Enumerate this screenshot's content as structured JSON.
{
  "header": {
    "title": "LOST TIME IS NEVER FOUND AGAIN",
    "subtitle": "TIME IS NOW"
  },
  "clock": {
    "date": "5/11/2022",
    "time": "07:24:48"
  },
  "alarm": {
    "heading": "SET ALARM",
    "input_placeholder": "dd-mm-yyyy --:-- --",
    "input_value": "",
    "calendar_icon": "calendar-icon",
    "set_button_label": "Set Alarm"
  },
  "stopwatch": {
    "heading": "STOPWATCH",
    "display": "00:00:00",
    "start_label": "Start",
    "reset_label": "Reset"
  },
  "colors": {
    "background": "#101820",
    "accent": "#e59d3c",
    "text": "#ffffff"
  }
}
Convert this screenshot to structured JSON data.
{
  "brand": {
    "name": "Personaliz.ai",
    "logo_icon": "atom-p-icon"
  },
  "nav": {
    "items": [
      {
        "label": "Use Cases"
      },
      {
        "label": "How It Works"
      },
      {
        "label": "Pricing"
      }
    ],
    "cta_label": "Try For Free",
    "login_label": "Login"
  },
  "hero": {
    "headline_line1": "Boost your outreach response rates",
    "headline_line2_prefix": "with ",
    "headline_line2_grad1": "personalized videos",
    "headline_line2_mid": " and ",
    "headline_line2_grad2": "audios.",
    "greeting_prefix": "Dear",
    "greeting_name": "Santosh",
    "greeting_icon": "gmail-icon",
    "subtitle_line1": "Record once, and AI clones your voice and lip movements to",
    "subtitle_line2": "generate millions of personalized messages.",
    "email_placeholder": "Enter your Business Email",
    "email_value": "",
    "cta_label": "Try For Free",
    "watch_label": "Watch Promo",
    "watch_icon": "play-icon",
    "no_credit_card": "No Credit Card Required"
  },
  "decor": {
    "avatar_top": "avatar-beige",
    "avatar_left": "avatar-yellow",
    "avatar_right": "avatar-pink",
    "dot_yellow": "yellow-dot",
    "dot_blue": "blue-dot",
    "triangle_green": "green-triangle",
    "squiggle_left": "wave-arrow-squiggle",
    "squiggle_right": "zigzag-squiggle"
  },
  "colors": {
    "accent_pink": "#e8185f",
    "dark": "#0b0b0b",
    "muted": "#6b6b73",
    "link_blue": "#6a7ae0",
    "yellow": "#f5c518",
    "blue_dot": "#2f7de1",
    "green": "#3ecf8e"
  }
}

*-*-*

### What to produce
Repeat the records above exactly as they appear.

### Answer for the task
Enumerate this screenshot's content as structured JSON.
{
  "header": {
    "title": "LOST TIME IS NEVER FOUND AGAIN",
    "subtitle": "TIME IS NOW"
  },
  "clock": {
    "date": "5/11/2022",
    "time": "07:24:48"
  },
  "alarm": {
    "heading": "SET ALARM",
    "input_placeholder": "dd-mm-yyyy --:-- --",
    "input_value": "",
    "calendar_icon": "calendar-icon",
    "set_button_label": "Set Alarm"
  },
  "stopwatch": {
    "heading": "STOPWATCH",
    "display": "00:00:00",
    "start_label": "Start",
    "reset_label": "Reset"
  },
  "colors": {
    "background": "#101820",
    "accent": "#e59d3c",
    "text": "#ffffff"
  }
}
Convert this screenshot to structured JSON data.
{
  "brand": {
    "name": "Personaliz.ai",
    "logo_icon": "atom-p-icon"
  },
  "nav": {
    "items": [
      {
        "label": "Use Cases"
      },
      {
        "label": "How It Works"
      },
      {
        "label": "Pricing"
      }
    ],
    "cta_label": "Try For Free",
    "login_label": "Login"
  },
  "hero": {
    "headline_line1": "Boost your outreach response rates",
    "headline_line2_prefix": "with ",
    "headline_line2_grad1": "personalized videos",
    "headline_line2_mid": " and ",
    "headline_line2_grad2": "audios.",
    "greeting_prefix": "Dear",
    "greeting_name": "Santosh",
    "greeting_icon": "gmail-icon",
    "subtitle_line1": "Record once, and AI clones your voice and lip movements to",
    "subtitle_line2": "generate millions of personalized messages.",
    "email_placeholder": "Enter your Business Email",
    "email_value": "",
    "cta_label": "Try For Free",
    "watch_label": "Watch Promo",
    "watch_icon": "play-icon",
    "no_credit_card": "No Credit Card Required"
  },
  "decor": {
    "avatar_top": "avatar-beige",
    "avatar_left": "avatar-yellow",
    "avatar_right": "avatar-pink",
    "dot_yellow": "yellow-dot",
    "dot_blue": "blue-dot",
    "triangle_green": "green-triangle",
    "squiggle_left": "wave-arrow-squiggle",
    "squiggle_right": "zigzag-squiggle"
  },
  "colors": {
    "accent_pink": "#e8185f",
    "dark": "#0b0b0b",
    "muted": "#6b6b73",
    "link_blue": "#6a7ae0",
    "yellow": "#f5c518",
    "blue_dot": "#2f7de1",
    "green": "#3ecf8e"
  }
}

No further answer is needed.